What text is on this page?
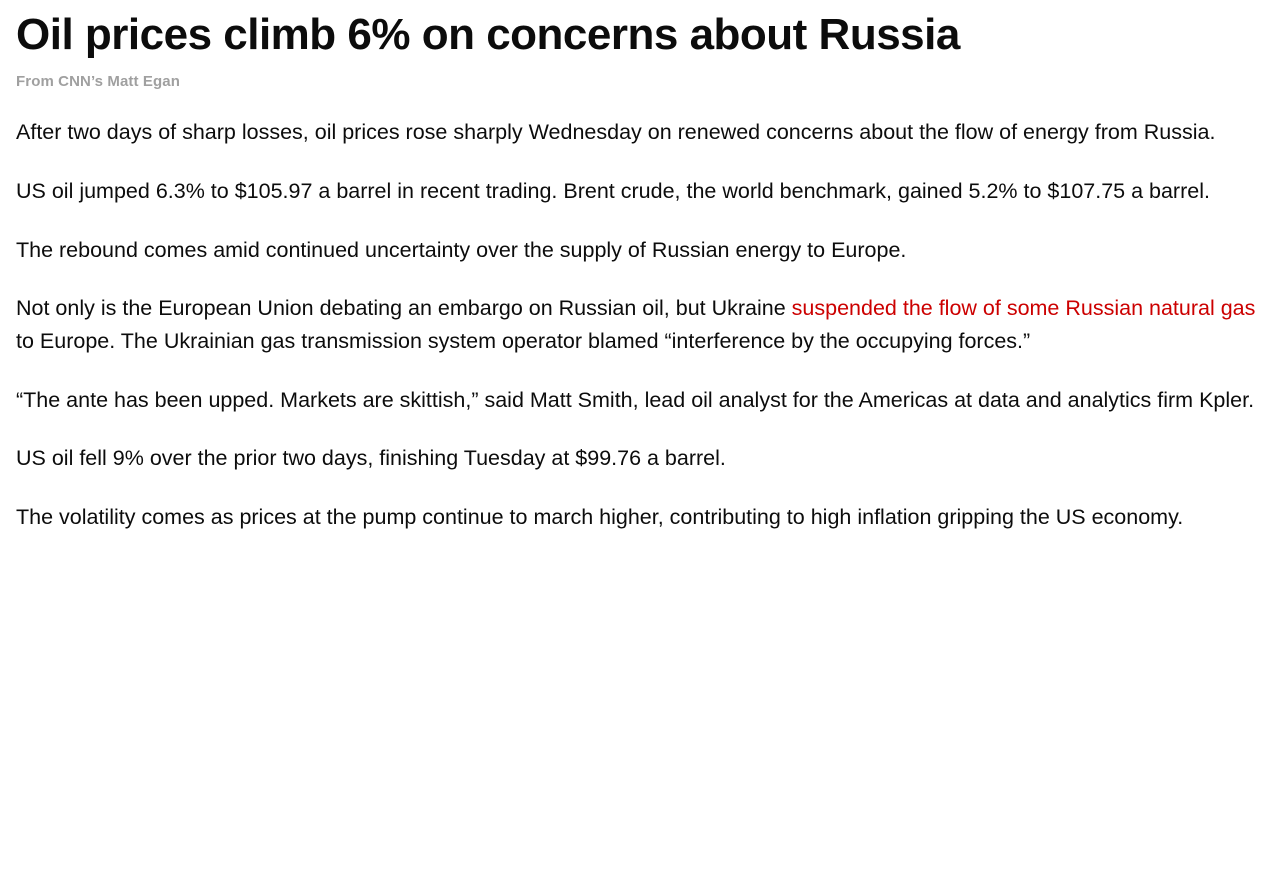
Oil prices climb 6% on concerns about Russia
From CNN’s Matt Egan

After two days of sharp losses, oil prices rose sharply Wednesday on renewed concerns about the flow of energy from Russia.

US oil jumped 6.3% to $105.97 a barrel in recent trading. Brent crude, the world benchmark, gained 5.2% to $107.75 a barrel.

The rebound comes amid continued uncertainty over the supply of Russian energy to Europe.

Not only is the European Union debating an embargo on Russian oil, but Ukraine suspended the flow of some Russian natural gas to Europe. The Ukrainian gas transmission system operator blamed “interference by the occupying forces.”

“The ante has been upped. Markets are skittish,” said Matt Smith, lead oil analyst for the Americas at data and analytics firm Kpler.

US oil fell 9% over the prior two days, finishing Tuesday at $99.76 a barrel.

The volatility comes as prices at the pump continue to march higher, contributing to high inflation gripping the US economy.
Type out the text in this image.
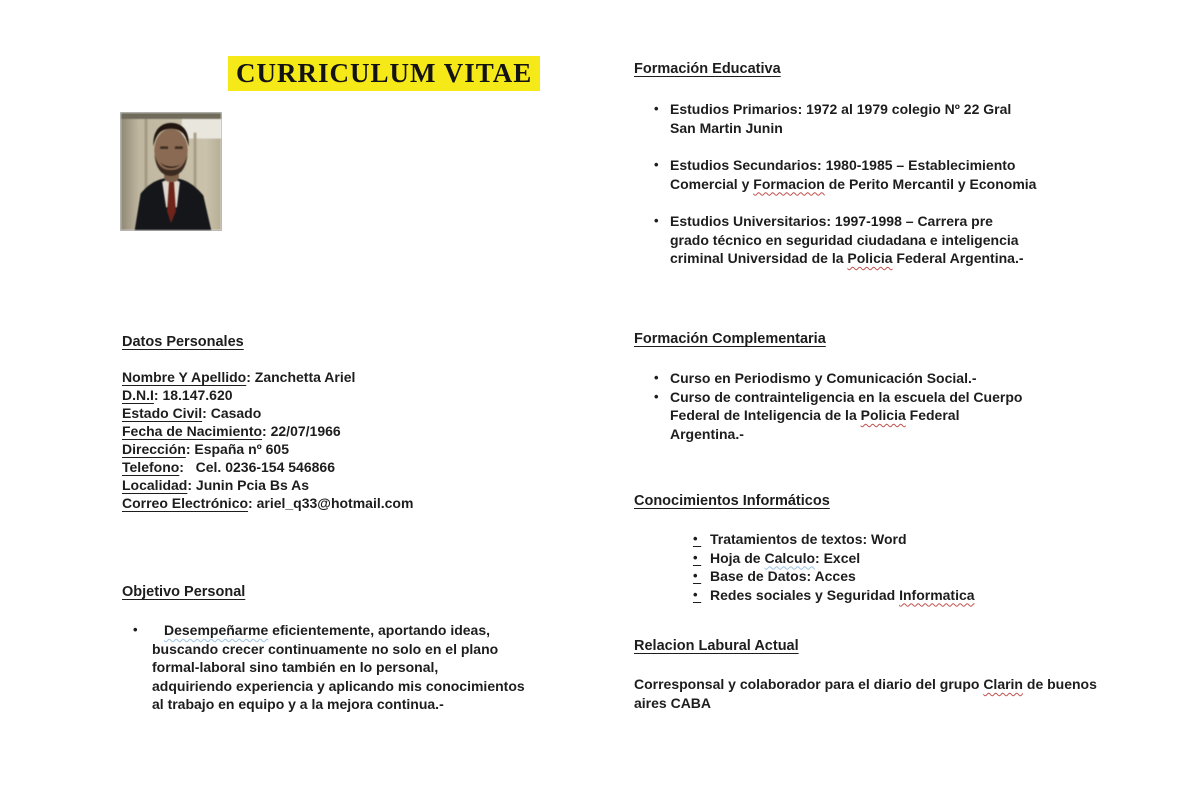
CURRICULUM VITAE
Datos Personales
Nombre Y Apellido: Zanchetta Ariel
D.N.I: 18.147.620
Estado Civil: Casado
Fecha de Nacimiento: 22/07/1966
Dirección: España nº 605
Telefono:   Cel. 0236-154 546866
Localidad: Junin Pcia Bs As
Correo Electrónico: ariel_q33@hotmail.com
Objetivo Personal
•
Desempeñarme eficientemente, aportando ideas,
buscando crecer continuamente no solo en el plano
formal-laboral sino también en lo personal,
adquiriendo experiencia y aplicando mis conocimientos
al trabajo en equipo y a la mejora continua.-
Formación Educativa
•
Estudios Primarios: 1972 al 1979 colegio Nº 22 Gral
San Martin Junin
•
Estudios Secundarios: 1980-1985 – Establecimiento
Comercial y Formacion de Perito Mercantil y Economia
•
Estudios Universitarios: 1997-1998 – Carrera pre
grado técnico en seguridad ciudadana e inteligencia
criminal Universidad de la Policia Federal Argentina.-
Formación Complementaria
•
Curso en Periodismo y Comunicación Social.-
•
Curso de contrainteligencia en la escuela del Cuerpo
Federal de Inteligencia de la Policia Federal
Argentina.-
Conocimientos Informáticos
•
Tratamientos de textos: Word
•
Hoja de Calculo: Excel
•
Base de Datos: Acces
•
Redes sociales y Seguridad Informatica
Relacion Labural Actual

Corresponsal y colaborador para el diario del grupo Clarin de buenos aires CABA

--------

### Exercise:
Transcribe the material as is, with images omitted.

### Expected answer:
What text is on this page?
Oil prices climb 6% on concerns about Russia
From CNN’s Matt Egan

After two days of sharp losses, oil prices rose sharply Wednesday on renewed concerns about the flow of energy from Russia.

US oil jumped 6.3% to $105.97 a barrel in recent trading. Brent crude, the world benchmark, gained 5.2% to $107.75 a barrel.

The rebound comes amid continued uncertainty over the supply of Russian energy to Europe.

Not only is the European Union debating an embargo on Russian oil, but Ukraine suspended the flow of some Russian natural gas to Europe. The Ukrainian gas transmission system operator blamed “interference by the occupying forces.”

“The ante has been upped. Markets are skittish,” said Matt Smith, lead oil analyst for the Americas at data and analytics firm Kpler.

US oil fell 9% over the prior two days, finishing Tuesday at $99.76 a barrel.

The volatility comes as prices at the pump continue to march higher, contributing to high inflation gripping the US economy.
Type out the text in this image.
CURRICULUM VITAE
Datos Personales
Nombre Y Apellido: Zanchetta Ariel
D.N.I: 18.147.620
Estado Civil: Casado
Fecha de Nacimiento: 22/07/1966
Dirección: España nº 605
Telefono:   Cel. 0236-154 546866
Localidad: Junin Pcia Bs As
Correo Electrónico: ariel_q33@hotmail.com
Objetivo Personal
•
Desempeñarme eficientemente, aportando ideas,
buscando crecer continuamente no solo en el plano
formal-laboral sino también en lo personal,
adquiriendo experiencia y aplicando mis conocimientos
al trabajo en equipo y a la mejora continua.-
Formación Educativa
•
Estudios Primarios: 1972 al 1979 colegio Nº 22 Gral
San Martin Junin
•
Estudios Secundarios: 1980-1985 – Establecimiento
Comercial y Formacion de Perito Mercantil y Economia
•
Estudios Universitarios: 1997-1998 – Carrera pre
grado técnico en seguridad ciudadana e inteligencia
criminal Universidad de la Policia Federal Argentina.-
Formación Complementaria
•
Curso en Periodismo y Comunicación Social.-
•
Curso de contrainteligencia en la escuela del Cuerpo
Federal de Inteligencia de la Policia Federal
Argentina.-
Conocimientos Informáticos
•
Tratamientos de textos: Word
•
Hoja de Calculo: Excel
•
Base de Datos: Acces
•
Redes sociales y Seguridad Informatica
Relacion Labural Actual

Corresponsal y colaborador para el diario del grupo Clarin de buenos aires CABA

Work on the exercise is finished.